• [Enunciado] As afirmações seguintes estão de acordo com o texto sobre Stingel? (a) Stingel é um artista que procura apenas provocar ou chocar. (b) As obras de Stingel são acessíveis ao grande público. (c) As obras de Stingel convidam a uma contemplação passiva. Responda sim ou não a cada uma e cite as palavras do texto que o decidem.

• [Texto para leitura]
────────────────

Está claro que Stingel não é simplesmente um artista que procura provocar ou chocar. É um pensador sofisticado que usa a arte como uma ferramenta para sondar os fundamentos da nossa relação com a criação artística, o tempo e o espaço. As suas obras obrigam-nos a reconsiderar não só o que pode ser a pintura hoje, mas também o que significa ser espectador, criador ou simplesmente estar presente num espaço expositivo.

A sua capacidade de transformar materiais industriais banais em experiências estéticas transcendentais, mantendo ao mesmo tempo uma crítica aguda às convenções artísticas, faz dele um artista singular. Consegue a rara façanha de criar obras que são ao mesmo tempo acessíveis ao grande público e conceptualmente sofisticadas, visualmente sedutoras e intelectualmente estimulantes.

Stingel faz-nos ver o ordinário como extraordinário, transforma o banal em sublime, tudo mantendo uma distância crítica que nos impede de cair numa simples contemplação passiva. Ele força-nos a ser espectadores ativos, participantes empenhados num diálogo constante com a obra, o espaço e a nossa própria percepção.

Esta abordagem revolucionária da arte manifesta-se particularmente na sua forma de tratar as superfícies. Para Stingel, uma superfície nunca é simplesmente uma superfície. Quer se trate das suas pinturas prateadas criadas segundo as suas instruções publicadas, dos seus painéis de isolamento cobertos de grafitis ou dos seus tapetes monumentais, cada superfície torna-se um campo de investigação sobre a própria natureza da arte e a nossa relação com ela.

────────────────

• [Dados fornecidos]

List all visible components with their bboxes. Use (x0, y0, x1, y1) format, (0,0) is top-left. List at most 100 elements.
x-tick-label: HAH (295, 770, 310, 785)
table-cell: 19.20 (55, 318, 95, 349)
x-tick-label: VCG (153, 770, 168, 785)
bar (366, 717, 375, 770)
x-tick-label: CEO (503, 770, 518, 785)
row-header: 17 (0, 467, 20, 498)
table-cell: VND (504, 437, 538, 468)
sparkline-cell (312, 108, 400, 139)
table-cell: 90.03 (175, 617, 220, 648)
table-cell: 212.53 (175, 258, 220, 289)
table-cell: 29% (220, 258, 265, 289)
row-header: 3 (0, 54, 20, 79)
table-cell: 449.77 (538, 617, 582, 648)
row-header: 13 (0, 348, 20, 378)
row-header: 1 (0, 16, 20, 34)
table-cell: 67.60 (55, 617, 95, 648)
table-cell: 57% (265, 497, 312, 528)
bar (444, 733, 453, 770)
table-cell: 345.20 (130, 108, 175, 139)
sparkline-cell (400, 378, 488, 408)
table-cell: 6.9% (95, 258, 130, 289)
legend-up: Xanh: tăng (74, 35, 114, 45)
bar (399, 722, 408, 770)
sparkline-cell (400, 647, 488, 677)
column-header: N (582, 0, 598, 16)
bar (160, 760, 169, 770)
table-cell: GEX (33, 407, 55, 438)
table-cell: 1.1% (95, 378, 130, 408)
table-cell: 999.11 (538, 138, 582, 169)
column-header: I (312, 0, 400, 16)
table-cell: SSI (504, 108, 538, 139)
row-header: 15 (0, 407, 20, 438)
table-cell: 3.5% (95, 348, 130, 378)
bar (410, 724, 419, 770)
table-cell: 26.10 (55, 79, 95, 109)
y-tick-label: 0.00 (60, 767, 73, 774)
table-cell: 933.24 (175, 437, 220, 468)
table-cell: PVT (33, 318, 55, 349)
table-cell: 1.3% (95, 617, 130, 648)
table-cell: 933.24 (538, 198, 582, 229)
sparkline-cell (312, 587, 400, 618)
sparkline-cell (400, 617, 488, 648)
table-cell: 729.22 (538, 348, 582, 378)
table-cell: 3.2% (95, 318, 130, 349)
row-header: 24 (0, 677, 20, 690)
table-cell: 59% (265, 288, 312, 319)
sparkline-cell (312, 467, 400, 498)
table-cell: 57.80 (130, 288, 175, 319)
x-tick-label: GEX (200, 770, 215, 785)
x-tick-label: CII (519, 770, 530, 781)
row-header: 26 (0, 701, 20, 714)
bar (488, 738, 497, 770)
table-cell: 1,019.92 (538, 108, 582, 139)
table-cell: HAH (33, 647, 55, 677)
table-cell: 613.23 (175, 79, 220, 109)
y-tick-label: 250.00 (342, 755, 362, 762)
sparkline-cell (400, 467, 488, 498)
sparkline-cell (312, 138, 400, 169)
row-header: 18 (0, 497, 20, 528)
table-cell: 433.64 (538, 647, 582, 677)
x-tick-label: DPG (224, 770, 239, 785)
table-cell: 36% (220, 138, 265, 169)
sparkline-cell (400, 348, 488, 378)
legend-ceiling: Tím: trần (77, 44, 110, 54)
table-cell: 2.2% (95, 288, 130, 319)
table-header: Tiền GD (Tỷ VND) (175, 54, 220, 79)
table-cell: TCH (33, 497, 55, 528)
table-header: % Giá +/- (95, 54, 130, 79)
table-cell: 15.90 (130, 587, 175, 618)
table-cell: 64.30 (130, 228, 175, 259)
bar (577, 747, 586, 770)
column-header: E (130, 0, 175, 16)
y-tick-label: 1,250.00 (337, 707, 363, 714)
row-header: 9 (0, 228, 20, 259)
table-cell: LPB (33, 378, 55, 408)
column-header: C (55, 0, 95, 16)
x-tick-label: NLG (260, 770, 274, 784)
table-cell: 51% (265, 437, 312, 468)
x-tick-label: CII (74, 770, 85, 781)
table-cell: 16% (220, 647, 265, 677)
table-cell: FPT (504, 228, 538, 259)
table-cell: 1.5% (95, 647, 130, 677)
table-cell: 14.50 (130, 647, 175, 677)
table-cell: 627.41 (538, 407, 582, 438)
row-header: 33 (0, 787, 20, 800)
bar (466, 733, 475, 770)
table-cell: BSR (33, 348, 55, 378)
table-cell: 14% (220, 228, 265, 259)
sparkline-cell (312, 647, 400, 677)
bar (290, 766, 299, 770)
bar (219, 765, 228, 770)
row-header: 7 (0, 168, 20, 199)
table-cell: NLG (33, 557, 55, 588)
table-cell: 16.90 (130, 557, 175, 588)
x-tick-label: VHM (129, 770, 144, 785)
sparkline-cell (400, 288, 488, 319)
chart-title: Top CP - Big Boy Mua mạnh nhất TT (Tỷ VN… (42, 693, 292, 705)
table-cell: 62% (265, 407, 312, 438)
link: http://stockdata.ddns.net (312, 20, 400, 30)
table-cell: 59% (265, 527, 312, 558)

────────────────

• [Resposta]
(a) Não: "Está claro que Stingel não é simplesmente um artista que procura provocar ou chocar."
(b) Sim: "Consegue a rara façanha de criar obras que são ao mesmo tempo acessíveis ao grande público e conceptualmente sofisticadas"
(c) Não: "tudo mantendo uma distância crítica que nos impede de cair numa simples contemplação passiva"